───── RECORDS TO USE ─────
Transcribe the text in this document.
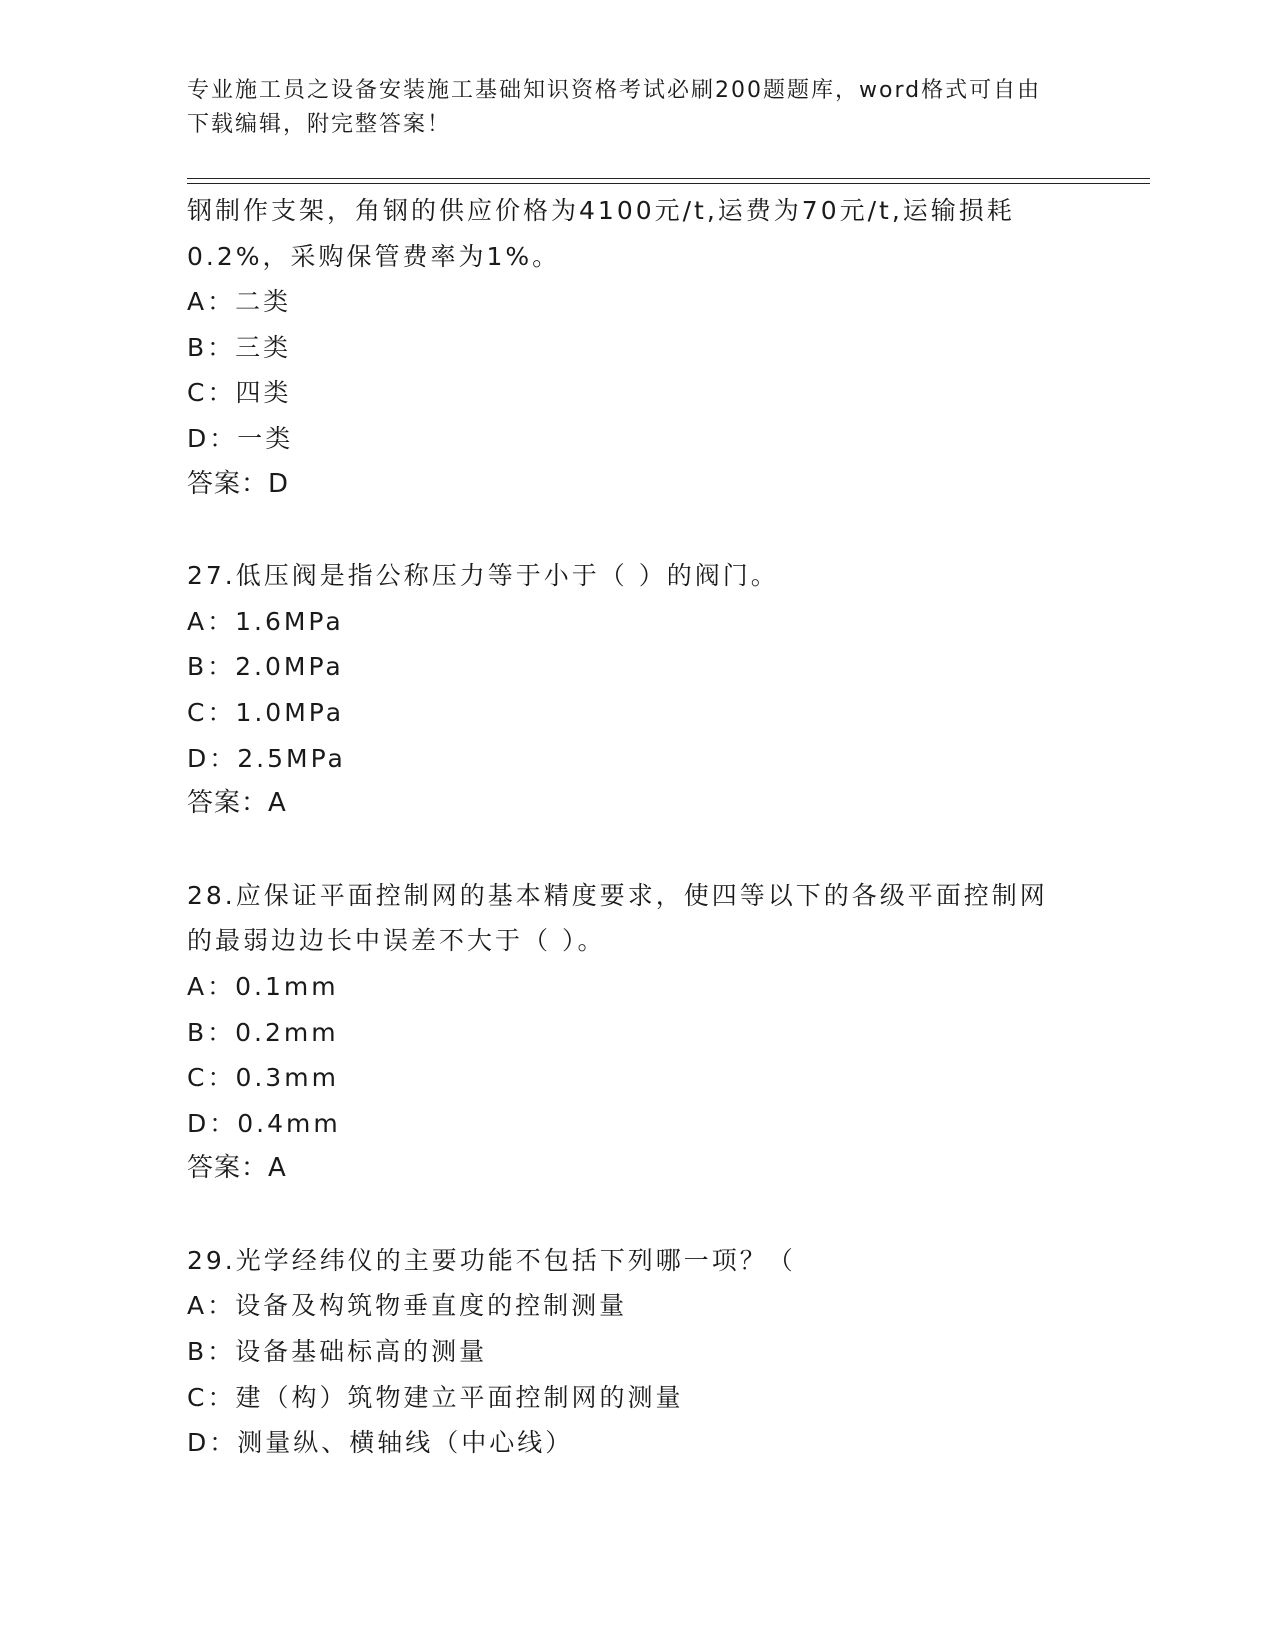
专业施工员之设备安装施工基础知识资格考试必刷200题题库，word格式可自由
下载编辑，附完整答案！
钢制作支架，角钢的供应价格为4100元/t,运费为70元/t,运输损耗
0.2%，采购保管费率为1%。
A：二类
B：三类
C：四类
D：一类
答案：D
27.低压阀是指公称压力等于小于（ ）的阀门。
A：1.6MPa
B：2.0MPa
C：1.0MPa
D：2.5MPa
答案：A
28.应保证平面控制网的基本精度要求，使四等以下的各级平面控制网
的最弱边边长中误差不大于（ ）。
A：0.1mm
B：0.2mm
C：0.3mm
D：0.4mm
答案：A
29.光学经纬仪的主要功能不包括下列哪一项？（
A：设备及构筑物垂直度的控制测量
B：设备基础标高的测量
C：建（构）筑物建立平面控制网的测量
D：测量纵、横轴线（中心线）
─────
▶ **WHAT YOU ARE ASKED TO DO**
Repeat all the data as it stands, dropping any images it holds.

▶ **COMPLETE RESPONSE**
Transcribe the text in this document.
专业施工员之设备安装施工基础知识资格考试必刷200题题库，word格式可自由
下载编辑，附完整答案！
钢制作支架，角钢的供应价格为4100元/t,运费为70元/t,运输损耗
0.2%，采购保管费率为1%。
A：二类
B：三类
C：四类
D：一类
答案：D
27.低压阀是指公称压力等于小于（ ）的阀门。
A：1.6MPa
B：2.0MPa
C：1.0MPa
D：2.5MPa
答案：A
28.应保证平面控制网的基本精度要求，使四等以下的各级平面控制网
的最弱边边长中误差不大于（ ）。
A：0.1mm
B：0.2mm
C：0.3mm
D：0.4mm
答案：A
29.光学经纬仪的主要功能不包括下列哪一项？（
A：设备及构筑物垂直度的控制测量
B：设备基础标高的测量
C：建（构）筑物建立平面控制网的测量
D：测量纵、横轴线（中心线）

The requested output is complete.